* Stored items *
- - - - -
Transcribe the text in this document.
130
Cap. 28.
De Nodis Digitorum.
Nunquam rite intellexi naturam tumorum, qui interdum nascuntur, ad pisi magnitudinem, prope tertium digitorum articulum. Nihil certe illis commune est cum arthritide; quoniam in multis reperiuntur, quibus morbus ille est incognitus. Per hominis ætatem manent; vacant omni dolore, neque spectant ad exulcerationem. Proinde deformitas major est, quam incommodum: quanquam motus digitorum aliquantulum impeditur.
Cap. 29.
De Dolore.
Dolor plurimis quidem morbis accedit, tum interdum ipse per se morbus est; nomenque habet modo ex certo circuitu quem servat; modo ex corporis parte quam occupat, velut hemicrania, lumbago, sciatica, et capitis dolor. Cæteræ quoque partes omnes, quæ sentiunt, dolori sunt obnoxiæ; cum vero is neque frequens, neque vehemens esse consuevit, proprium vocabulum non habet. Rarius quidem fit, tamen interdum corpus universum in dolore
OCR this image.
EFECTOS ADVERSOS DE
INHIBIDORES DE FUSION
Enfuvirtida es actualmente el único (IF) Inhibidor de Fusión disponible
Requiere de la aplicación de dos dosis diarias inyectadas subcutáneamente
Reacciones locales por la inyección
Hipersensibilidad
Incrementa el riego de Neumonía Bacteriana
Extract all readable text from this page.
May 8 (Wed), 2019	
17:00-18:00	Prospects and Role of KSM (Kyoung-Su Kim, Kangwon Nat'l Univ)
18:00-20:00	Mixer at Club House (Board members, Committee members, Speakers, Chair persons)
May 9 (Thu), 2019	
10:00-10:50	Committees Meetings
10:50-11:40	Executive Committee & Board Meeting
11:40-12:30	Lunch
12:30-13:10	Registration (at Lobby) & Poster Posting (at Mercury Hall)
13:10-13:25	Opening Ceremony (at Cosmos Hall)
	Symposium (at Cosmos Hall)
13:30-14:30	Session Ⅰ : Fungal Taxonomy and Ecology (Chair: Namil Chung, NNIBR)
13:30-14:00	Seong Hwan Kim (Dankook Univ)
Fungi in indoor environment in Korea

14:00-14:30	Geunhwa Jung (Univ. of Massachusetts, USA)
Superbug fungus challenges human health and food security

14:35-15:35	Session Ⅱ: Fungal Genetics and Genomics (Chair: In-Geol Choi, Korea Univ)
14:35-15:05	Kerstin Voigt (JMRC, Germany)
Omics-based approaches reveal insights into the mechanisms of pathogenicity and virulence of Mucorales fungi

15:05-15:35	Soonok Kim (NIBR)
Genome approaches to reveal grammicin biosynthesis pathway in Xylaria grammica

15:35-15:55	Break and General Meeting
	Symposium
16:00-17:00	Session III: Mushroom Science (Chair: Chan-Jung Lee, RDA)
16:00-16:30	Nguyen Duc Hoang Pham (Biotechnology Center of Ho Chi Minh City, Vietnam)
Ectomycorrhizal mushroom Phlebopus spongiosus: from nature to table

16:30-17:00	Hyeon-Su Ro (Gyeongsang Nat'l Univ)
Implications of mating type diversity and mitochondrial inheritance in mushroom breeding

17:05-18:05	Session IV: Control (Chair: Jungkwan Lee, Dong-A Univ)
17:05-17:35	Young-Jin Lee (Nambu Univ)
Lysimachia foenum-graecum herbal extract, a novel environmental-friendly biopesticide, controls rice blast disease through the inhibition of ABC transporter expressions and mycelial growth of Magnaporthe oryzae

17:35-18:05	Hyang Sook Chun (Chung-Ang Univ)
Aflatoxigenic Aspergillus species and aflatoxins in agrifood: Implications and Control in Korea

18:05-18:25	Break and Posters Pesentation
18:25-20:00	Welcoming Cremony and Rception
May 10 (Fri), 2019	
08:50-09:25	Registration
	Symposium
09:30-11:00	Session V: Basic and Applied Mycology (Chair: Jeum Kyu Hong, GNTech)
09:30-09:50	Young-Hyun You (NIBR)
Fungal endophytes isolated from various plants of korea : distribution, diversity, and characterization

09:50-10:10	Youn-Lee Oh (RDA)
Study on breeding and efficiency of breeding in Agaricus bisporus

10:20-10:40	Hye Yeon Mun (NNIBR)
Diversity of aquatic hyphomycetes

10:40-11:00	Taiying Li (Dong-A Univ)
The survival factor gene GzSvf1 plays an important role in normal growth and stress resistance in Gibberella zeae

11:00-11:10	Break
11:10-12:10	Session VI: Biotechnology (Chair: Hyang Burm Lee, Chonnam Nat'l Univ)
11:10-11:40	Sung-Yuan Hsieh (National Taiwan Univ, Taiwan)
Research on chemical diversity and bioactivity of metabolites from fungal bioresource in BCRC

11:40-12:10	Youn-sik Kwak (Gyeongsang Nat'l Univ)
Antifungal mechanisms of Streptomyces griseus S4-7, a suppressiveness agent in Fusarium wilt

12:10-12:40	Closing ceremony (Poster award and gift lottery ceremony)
- - - - -
* GOAL OF THE EXERCISE *
Your answer must be every record above, repeated exactly.

* EXERCISE ANSWER *
Transcribe the text in this document.
130
Cap. 28.
De Nodis Digitorum.
Nunquam rite intellexi naturam tumorum, qui interdum nascuntur, ad pisi magnitudinem, prope tertium digitorum articulum. Nihil certe illis commune est cum arthritide; quoniam in multis reperiuntur, quibus morbus ille est incognitus. Per hominis ætatem manent; vacant omni dolore, neque spectant ad exulcerationem. Proinde deformitas major est, quam incommodum: quanquam motus digitorum aliquantulum impeditur.
Cap. 29.
De Dolore.
Dolor plurimis quidem morbis accedit, tum interdum ipse per se morbus est; nomenque habet modo ex certo circuitu quem servat; modo ex corporis parte quam occupat, velut hemicrania, lumbago, sciatica, et capitis dolor. Cæteræ quoque partes omnes, quæ sentiunt, dolori sunt obnoxiæ; cum vero is neque frequens, neque vehemens esse consuevit, proprium vocabulum non habet. Rarius quidem fit, tamen interdum corpus universum in dolore
OCR this image.
EFECTOS ADVERSOS DE
INHIBIDORES DE FUSION
Enfuvirtida es actualmente el único (IF) Inhibidor de Fusión disponible
Requiere de la aplicación de dos dosis diarias inyectadas subcutáneamente
Reacciones locales por la inyección
Hipersensibilidad
Incrementa el riego de Neumonía Bacteriana
Extract all readable text from this page.
May 8 (Wed), 2019	
17:00-18:00	Prospects and Role of KSM (Kyoung-Su Kim, Kangwon Nat'l Univ)
18:00-20:00	Mixer at Club House (Board members, Committee members, Speakers, Chair persons)
May 9 (Thu), 2019	
10:00-10:50	Committees Meetings
10:50-11:40	Executive Committee & Board Meeting
11:40-12:30	Lunch
12:30-13:10	Registration (at Lobby) & Poster Posting (at Mercury Hall)
13:10-13:25	Opening Ceremony (at Cosmos Hall)
	Symposium (at Cosmos Hall)
13:30-14:30	Session Ⅰ : Fungal Taxonomy and Ecology (Chair: Namil Chung, NNIBR)
13:30-14:00	Seong Hwan Kim (Dankook Univ)
Fungi in indoor environment in Korea

14:00-14:30	Geunhwa Jung (Univ. of Massachusetts, USA)
Superbug fungus challenges human health and food security

14:35-15:35	Session Ⅱ: Fungal Genetics and Genomics (Chair: In-Geol Choi, Korea Univ)
14:35-15:05	Kerstin Voigt (JMRC, Germany)
Omics-based approaches reveal insights into the mechanisms of pathogenicity and virulence of Mucorales fungi

15:05-15:35	Soonok Kim (NIBR)
Genome approaches to reveal grammicin biosynthesis pathway in Xylaria grammica

15:35-15:55	Break and General Meeting
	Symposium
16:00-17:00	Session III: Mushroom Science (Chair: Chan-Jung Lee, RDA)
16:00-16:30	Nguyen Duc Hoang Pham (Biotechnology Center of Ho Chi Minh City, Vietnam)
Ectomycorrhizal mushroom Phlebopus spongiosus: from nature to table

16:30-17:00	Hyeon-Su Ro (Gyeongsang Nat'l Univ)
Implications of mating type diversity and mitochondrial inheritance in mushroom breeding

17:05-18:05	Session IV: Control (Chair: Jungkwan Lee, Dong-A Univ)
17:05-17:35	Young-Jin Lee (Nambu Univ)
Lysimachia foenum-graecum herbal extract, a novel environmental-friendly biopesticide, controls rice blast disease through the inhibition of ABC transporter expressions and mycelial growth of Magnaporthe oryzae

17:35-18:05	Hyang Sook Chun (Chung-Ang Univ)
Aflatoxigenic Aspergillus species and aflatoxins in agrifood: Implications and Control in Korea

18:05-18:25	Break and Posters Pesentation
18:25-20:00	Welcoming Cremony and Rception
May 10 (Fri), 2019	
08:50-09:25	Registration
	Symposium
09:30-11:00	Session V: Basic and Applied Mycology (Chair: Jeum Kyu Hong, GNTech)
09:30-09:50	Young-Hyun You (NIBR)
Fungal endophytes isolated from various plants of korea : distribution, diversity, and characterization

09:50-10:10	Youn-Lee Oh (RDA)
Study on breeding and efficiency of breeding in Agaricus bisporus

10:20-10:40	Hye Yeon Mun (NNIBR)
Diversity of aquatic hyphomycetes

10:40-11:00	Taiying Li (Dong-A Univ)
The survival factor gene GzSvf1 plays an important role in normal growth and stress resistance in Gibberella zeae

11:00-11:10	Break
11:10-12:10	Session VI: Biotechnology (Chair: Hyang Burm Lee, Chonnam Nat'l Univ)
11:10-11:40	Sung-Yuan Hsieh (National Taiwan Univ, Taiwan)
Research on chemical diversity and bioactivity of metabolites from fungal bioresource in BCRC

11:40-12:10	Youn-sik Kwak (Gyeongsang Nat'l Univ)
Antifungal mechanisms of Streptomyces griseus S4-7, a suppressiveness agent in Fusarium wilt

12:10-12:40	Closing ceremony (Poster award and gift lottery ceremony)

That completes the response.